__Information shown__:
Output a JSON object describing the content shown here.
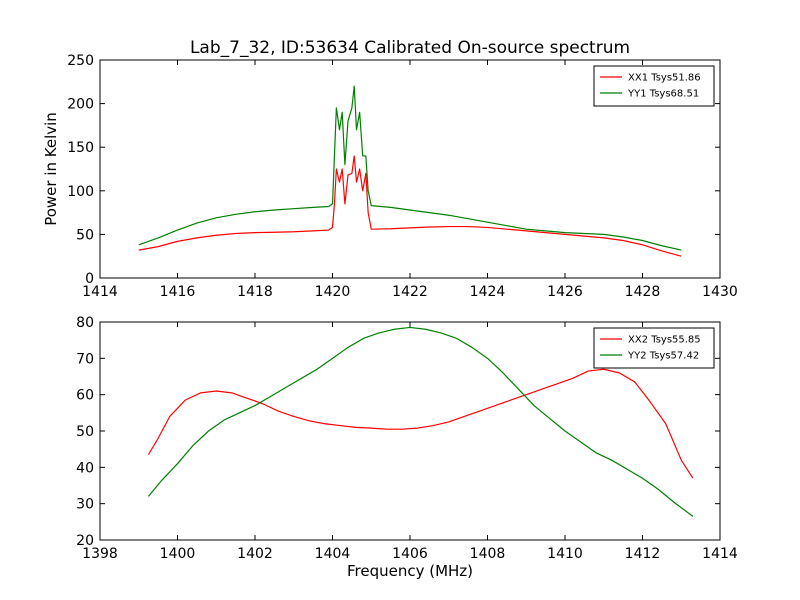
{
  "figure_title": "Lab_7_32, ID:53634 Calibrated On-source spectrum",
  "chart_data": [
    {
      "type": "line",
      "ylabel": "Power in Kelvin",
      "xlabel": "",
      "xlim": [
        1414,
        1430
      ],
      "ylim": [
        0,
        250
      ],
      "xticks": [
        1414,
        1416,
        1418,
        1420,
        1422,
        1424,
        1426,
        1428,
        1430
      ],
      "yticks": [
        0,
        50,
        100,
        150,
        200,
        250
      ],
      "legend_position": "top-right",
      "grid": false,
      "series": [
        {
          "name": "XX1 Tsys51.86",
          "color": "#ff0000",
          "points": [
            [
              1415.0,
              32
            ],
            [
              1415.5,
              36
            ],
            [
              1416.0,
              42
            ],
            [
              1416.5,
              46
            ],
            [
              1417.0,
              49
            ],
            [
              1417.5,
              51
            ],
            [
              1418.0,
              52
            ],
            [
              1418.5,
              52.5
            ],
            [
              1419.0,
              53
            ],
            [
              1419.5,
              54
            ],
            [
              1419.9,
              55
            ],
            [
              1420.0,
              58
            ],
            [
              1420.05,
              85
            ],
            [
              1420.1,
              125
            ],
            [
              1420.18,
              110
            ],
            [
              1420.25,
              125
            ],
            [
              1420.32,
              85
            ],
            [
              1420.4,
              118
            ],
            [
              1420.5,
              120
            ],
            [
              1420.56,
              140
            ],
            [
              1420.62,
              110
            ],
            [
              1420.7,
              125
            ],
            [
              1420.78,
              100
            ],
            [
              1420.86,
              120
            ],
            [
              1420.92,
              75
            ],
            [
              1421.0,
              56
            ],
            [
              1421.5,
              56.5
            ],
            [
              1422.0,
              57.5
            ],
            [
              1422.5,
              58.5
            ],
            [
              1423.0,
              59
            ],
            [
              1423.5,
              59
            ],
            [
              1424.0,
              58
            ],
            [
              1424.5,
              56
            ],
            [
              1425.0,
              54
            ],
            [
              1425.5,
              52
            ],
            [
              1426.0,
              50
            ],
            [
              1426.5,
              48
            ],
            [
              1427.0,
              46
            ],
            [
              1427.5,
              43
            ],
            [
              1428.0,
              38
            ],
            [
              1428.5,
              31
            ],
            [
              1429.0,
              25
            ]
          ]
        },
        {
          "name": "YY1 Tsys68.51",
          "color": "#008000",
          "points": [
            [
              1415.0,
              38
            ],
            [
              1415.5,
              46
            ],
            [
              1416.0,
              55
            ],
            [
              1416.5,
              63
            ],
            [
              1417.0,
              69
            ],
            [
              1417.5,
              73
            ],
            [
              1418.0,
              76
            ],
            [
              1418.5,
              78
            ],
            [
              1419.0,
              79.5
            ],
            [
              1419.5,
              81
            ],
            [
              1419.9,
              82
            ],
            [
              1420.0,
              85
            ],
            [
              1420.05,
              140
            ],
            [
              1420.1,
              195
            ],
            [
              1420.18,
              170
            ],
            [
              1420.25,
              190
            ],
            [
              1420.32,
              130
            ],
            [
              1420.4,
              180
            ],
            [
              1420.5,
              195
            ],
            [
              1420.56,
              220
            ],
            [
              1420.62,
              170
            ],
            [
              1420.7,
              190
            ],
            [
              1420.78,
              140
            ],
            [
              1420.86,
              140
            ],
            [
              1420.92,
              100
            ],
            [
              1421.0,
              83
            ],
            [
              1421.5,
              81
            ],
            [
              1422.0,
              78
            ],
            [
              1422.5,
              75
            ],
            [
              1423.0,
              72
            ],
            [
              1423.5,
              68
            ],
            [
              1424.0,
              64
            ],
            [
              1424.5,
              60
            ],
            [
              1425.0,
              56
            ],
            [
              1425.5,
              54
            ],
            [
              1426.0,
              52
            ],
            [
              1426.5,
              51
            ],
            [
              1427.0,
              50
            ],
            [
              1427.5,
              47
            ],
            [
              1428.0,
              43
            ],
            [
              1428.5,
              37
            ],
            [
              1429.0,
              32
            ]
          ]
        }
      ]
    },
    {
      "type": "line",
      "ylabel": "",
      "xlabel": "Frequency (MHz)",
      "xlim": [
        1398,
        1414
      ],
      "ylim": [
        20,
        80
      ],
      "xticks": [
        1398,
        1400,
        1402,
        1404,
        1406,
        1408,
        1410,
        1412,
        1414
      ],
      "yticks": [
        20,
        30,
        40,
        50,
        60,
        70,
        80
      ],
      "legend_position": "top-right",
      "grid": false,
      "series": [
        {
          "name": "XX2 Tsys55.85",
          "color": "#ff0000",
          "points": [
            [
              1399.25,
              43.5
            ],
            [
              1399.5,
              48
            ],
            [
              1399.8,
              54
            ],
            [
              1400.2,
              58.5
            ],
            [
              1400.6,
              60.5
            ],
            [
              1401.0,
              61
            ],
            [
              1401.4,
              60.5
            ],
            [
              1401.8,
              59
            ],
            [
              1402.2,
              57.5
            ],
            [
              1402.6,
              55.5
            ],
            [
              1403.0,
              54
            ],
            [
              1403.4,
              52.8
            ],
            [
              1403.8,
              52
            ],
            [
              1404.2,
              51.5
            ],
            [
              1404.6,
              51
            ],
            [
              1405.0,
              50.8
            ],
            [
              1405.4,
              50.5
            ],
            [
              1405.8,
              50.5
            ],
            [
              1406.2,
              50.8
            ],
            [
              1406.6,
              51.5
            ],
            [
              1407.0,
              52.5
            ],
            [
              1407.4,
              54
            ],
            [
              1407.8,
              55.5
            ],
            [
              1408.2,
              57
            ],
            [
              1408.6,
              58.5
            ],
            [
              1409.0,
              60
            ],
            [
              1409.4,
              61.5
            ],
            [
              1409.8,
              63
            ],
            [
              1410.2,
              64.5
            ],
            [
              1410.6,
              66.5
            ],
            [
              1411.0,
              67
            ],
            [
              1411.4,
              66
            ],
            [
              1411.8,
              63.5
            ],
            [
              1412.2,
              58
            ],
            [
              1412.6,
              52
            ],
            [
              1413.0,
              42
            ],
            [
              1413.3,
              37
            ]
          ]
        },
        {
          "name": "YY2 Tsys57.42",
          "color": "#008000",
          "points": [
            [
              1399.25,
              32
            ],
            [
              1399.6,
              36.5
            ],
            [
              1400.0,
              41
            ],
            [
              1400.4,
              46
            ],
            [
              1400.8,
              50
            ],
            [
              1401.2,
              53
            ],
            [
              1401.6,
              55
            ],
            [
              1402.0,
              57
            ],
            [
              1402.4,
              59.5
            ],
            [
              1402.8,
              62
            ],
            [
              1403.2,
              64.5
            ],
            [
              1403.6,
              67
            ],
            [
              1404.0,
              70
            ],
            [
              1404.4,
              73
            ],
            [
              1404.8,
              75.5
            ],
            [
              1405.2,
              77
            ],
            [
              1405.6,
              78
            ],
            [
              1406.0,
              78.5
            ],
            [
              1406.4,
              78
            ],
            [
              1406.8,
              77
            ],
            [
              1407.2,
              75.5
            ],
            [
              1407.6,
              73
            ],
            [
              1408.0,
              70
            ],
            [
              1408.4,
              66
            ],
            [
              1408.8,
              61.5
            ],
            [
              1409.2,
              57
            ],
            [
              1409.6,
              53.5
            ],
            [
              1410.0,
              50
            ],
            [
              1410.4,
              47
            ],
            [
              1410.8,
              44
            ],
            [
              1411.2,
              42
            ],
            [
              1411.6,
              39.5
            ],
            [
              1412.0,
              37
            ],
            [
              1412.4,
              34
            ],
            [
              1412.8,
              30.5
            ],
            [
              1413.3,
              26.5
            ]
          ]
        }
      ]
    }
  ]
}
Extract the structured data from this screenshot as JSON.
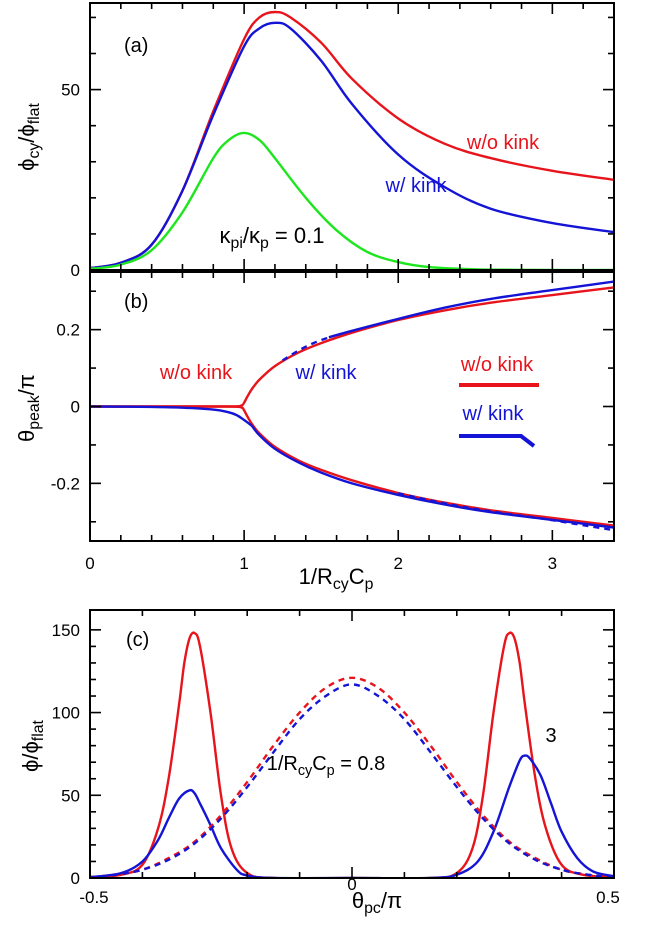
{
  "chart_data": [
    {
      "type": "line",
      "panel_label": "(a)",
      "ylabel": "ϕcy/ϕflat",
      "xlim": [
        0,
        3.4
      ],
      "ylim": [
        0,
        74
      ],
      "ytick_labels": [
        "0",
        "50"
      ],
      "annotations": [
        "w/o kink",
        "w/ kink",
        "κpi/κp = 0.1"
      ],
      "colors": {
        "w/o kink": "#e8141c",
        "w/ kink": "#1414d6",
        "κpi/κp = 0.1": "#1ee61e"
      },
      "series": [
        {
          "name": "w/o kink",
          "x": [
            0,
            0.2,
            0.4,
            0.6,
            0.8,
            1.0,
            1.1,
            1.2,
            1.3,
            1.5,
            1.7,
            2.0,
            2.3,
            2.6,
            3.0,
            3.4
          ],
          "y": [
            0.5,
            2,
            7,
            22,
            44,
            64,
            70,
            71.5,
            70,
            63,
            53,
            42,
            35,
            31,
            27.5,
            25
          ]
        },
        {
          "name": "w/ kink",
          "x": [
            0,
            0.2,
            0.4,
            0.6,
            0.8,
            1.0,
            1.1,
            1.2,
            1.3,
            1.5,
            1.7,
            2.0,
            2.3,
            2.6,
            3.0,
            3.4
          ],
          "y": [
            0.5,
            2,
            7,
            22,
            43,
            62,
            67,
            68.5,
            67,
            58,
            46,
            32,
            23,
            17,
            13,
            10.5
          ]
        },
        {
          "name": "κpi/κp = 0.1",
          "x": [
            0,
            0.2,
            0.4,
            0.6,
            0.8,
            0.9,
            1.0,
            1.1,
            1.2,
            1.4,
            1.6,
            1.8,
            2.0,
            2.2,
            2.5,
            3.0,
            3.4
          ],
          "y": [
            0.3,
            1.5,
            5.5,
            16,
            31,
            36,
            38,
            36,
            31,
            20,
            11,
            5,
            2.2,
            0.8,
            0.2,
            0,
            0
          ]
        }
      ]
    },
    {
      "type": "line",
      "panel_label": "(b)",
      "ylabel": "θpeak/π",
      "xlabel": "1/RcyCp",
      "xlim": [
        0,
        3.4
      ],
      "ylim": [
        -0.35,
        0.35
      ],
      "xtick_labels": [
        "0",
        "1",
        "2",
        "3"
      ],
      "ytick_labels": [
        "-0.2",
        "0",
        "0.2"
      ],
      "annotations": [
        "w/o kink",
        "w/ kink"
      ],
      "legend": [
        {
          "label": "w/o kink",
          "color": "#e8141c"
        },
        {
          "label": "w/ kink",
          "color": "#1414d6"
        }
      ],
      "legend_placement": "right",
      "series": [
        {
          "name": "w/o kink (upper)",
          "x": [
            0,
            0.5,
            0.9,
            0.98,
            1.0,
            1.02,
            1.05,
            1.1,
            1.2,
            1.35,
            1.5,
            1.7,
            2.0,
            2.3,
            2.6,
            3.0,
            3.4
          ],
          "y": [
            0,
            0,
            0,
            0.002,
            0.01,
            0.025,
            0.045,
            0.07,
            0.105,
            0.14,
            0.165,
            0.192,
            0.225,
            0.25,
            0.27,
            0.29,
            0.31
          ]
        },
        {
          "name": "w/o kink (lower)",
          "x": [
            0,
            0.5,
            0.9,
            0.98,
            1.0,
            1.02,
            1.05,
            1.1,
            1.2,
            1.35,
            1.5,
            1.7,
            2.0,
            2.3,
            2.6,
            3.0,
            3.4
          ],
          "y": [
            0,
            0,
            0,
            -0.002,
            -0.01,
            -0.025,
            -0.045,
            -0.07,
            -0.105,
            -0.14,
            -0.165,
            -0.192,
            -0.225,
            -0.25,
            -0.27,
            -0.29,
            -0.31
          ]
        },
        {
          "name": "w/ kink (below 1)",
          "x": [
            0,
            0.4,
            0.6,
            0.8,
            0.9,
            0.95,
            1.0,
            1.05
          ],
          "y": [
            0,
            -0.001,
            -0.003,
            -0.008,
            -0.015,
            -0.022,
            -0.035,
            -0.05
          ]
        },
        {
          "name": "w/ kink (lower)",
          "x": [
            1.05,
            1.1,
            1.2,
            1.35,
            1.5,
            1.7,
            2.0,
            2.3,
            2.6,
            3.0,
            3.4
          ],
          "y": [
            -0.05,
            -0.075,
            -0.11,
            -0.145,
            -0.172,
            -0.2,
            -0.23,
            -0.255,
            -0.275,
            -0.295,
            -0.315
          ]
        },
        {
          "name": "w/ kink (upper)",
          "x": [
            1.55,
            1.7,
            2.0,
            2.3,
            2.6,
            3.0,
            3.4
          ],
          "y": [
            0.18,
            0.197,
            0.228,
            0.257,
            0.28,
            0.303,
            0.325
          ]
        },
        {
          "name": "w/ kink (dashed upper)",
          "style": "dashed",
          "x": [
            1.25,
            1.35,
            1.45,
            1.55
          ],
          "y": [
            0.12,
            0.145,
            0.165,
            0.18
          ]
        },
        {
          "name": "w/ kink (dashed lower)",
          "style": "dashed",
          "x": [
            2.0,
            2.3,
            2.6,
            3.0,
            3.4
          ],
          "y": [
            -0.226,
            -0.252,
            -0.273,
            -0.296,
            -0.322
          ]
        }
      ]
    },
    {
      "type": "line",
      "panel_label": "(c)",
      "ylabel": "ϕ/ϕflat",
      "xlabel": "θpc/π",
      "xlim": [
        -0.5,
        0.5
      ],
      "ylim": [
        0,
        162
      ],
      "xtick_labels": [
        "-0.5",
        "0",
        "0.5"
      ],
      "ytick_labels": [
        "0",
        "50",
        "100",
        "150"
      ],
      "annotations": [
        "1/RcyCp = 0.8",
        "3"
      ],
      "series": [
        {
          "name": "w/o kink, 1/RcyCp = 3",
          "x": [
            -0.5,
            -0.44,
            -0.4,
            -0.37,
            -0.35,
            -0.33,
            -0.32,
            -0.31,
            -0.3,
            -0.29,
            -0.27,
            -0.25,
            -0.23,
            -0.2,
            -0.15,
            0,
            0.15,
            0.2,
            0.23,
            0.25,
            0.27,
            0.29,
            0.3,
            0.31,
            0.32,
            0.33,
            0.35,
            0.37,
            0.4,
            0.44,
            0.5
          ],
          "y": [
            0.5,
            2,
            8,
            30,
            60,
            105,
            130,
            145,
            148,
            140,
            100,
            50,
            18,
            3,
            0,
            0,
            0,
            3,
            18,
            50,
            100,
            140,
            148,
            145,
            130,
            105,
            60,
            30,
            8,
            2,
            0.5
          ]
        },
        {
          "name": "w/ kink, 1/RcyCp = 3",
          "x": [
            -0.5,
            -0.44,
            -0.4,
            -0.37,
            -0.35,
            -0.33,
            -0.31,
            -0.3,
            -0.29,
            -0.27,
            -0.25,
            -0.22,
            -0.2,
            -0.15,
            0,
            0.15,
            0.2,
            0.24,
            0.27,
            0.3,
            0.32,
            0.33,
            0.34,
            0.36,
            0.38,
            0.4,
            0.43,
            0.46,
            0.5
          ],
          "y": [
            0.5,
            3,
            10,
            23,
            36,
            48,
            53,
            51,
            45,
            32,
            18,
            5,
            1.5,
            0,
            0,
            0,
            2,
            10,
            28,
            55,
            71,
            74,
            72,
            62,
            45,
            28,
            12,
            4,
            1
          ]
        },
        {
          "name": "w/o kink, 1/RcyCp = 0.8",
          "style": "dashed",
          "x": [
            -0.5,
            -0.45,
            -0.4,
            -0.35,
            -0.3,
            -0.25,
            -0.2,
            -0.15,
            -0.1,
            -0.05,
            0,
            0.05,
            0.1,
            0.15,
            0.2,
            0.25,
            0.3,
            0.35,
            0.4,
            0.45,
            0.5
          ],
          "y": [
            0.5,
            2,
            5,
            12,
            22,
            38,
            58,
            80,
            100,
            115,
            121,
            115,
            100,
            80,
            58,
            38,
            22,
            12,
            5,
            2,
            0.5
          ]
        },
        {
          "name": "w/ kink, 1/RcyCp = 0.8",
          "style": "dashed",
          "x": [
            -0.5,
            -0.45,
            -0.4,
            -0.35,
            -0.3,
            -0.25,
            -0.2,
            -0.15,
            -0.1,
            -0.05,
            0,
            0.05,
            0.1,
            0.15,
            0.2,
            0.25,
            0.3,
            0.35,
            0.4,
            0.45,
            0.5
          ],
          "y": [
            0.5,
            2,
            5,
            11,
            21,
            36,
            55,
            76,
            96,
            110,
            117,
            110,
            96,
            76,
            55,
            36,
            21,
            11,
            5,
            2,
            0.5
          ]
        }
      ]
    }
  ]
}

__What to produce__: Copy every line of the listing containing the string "RcyCp".

__Task response__:
      "xlabel": "1/RcyCp",
        "1/RcyCp = 0.8",
          "name": "w/o kink, 1/RcyCp = 3",
          "name": "w/ kink, 1/RcyCp = 3",
          "name": "w/o kink, 1/RcyCp = 0.8",
          "name": "w/ kink, 1/RcyCp = 0.8",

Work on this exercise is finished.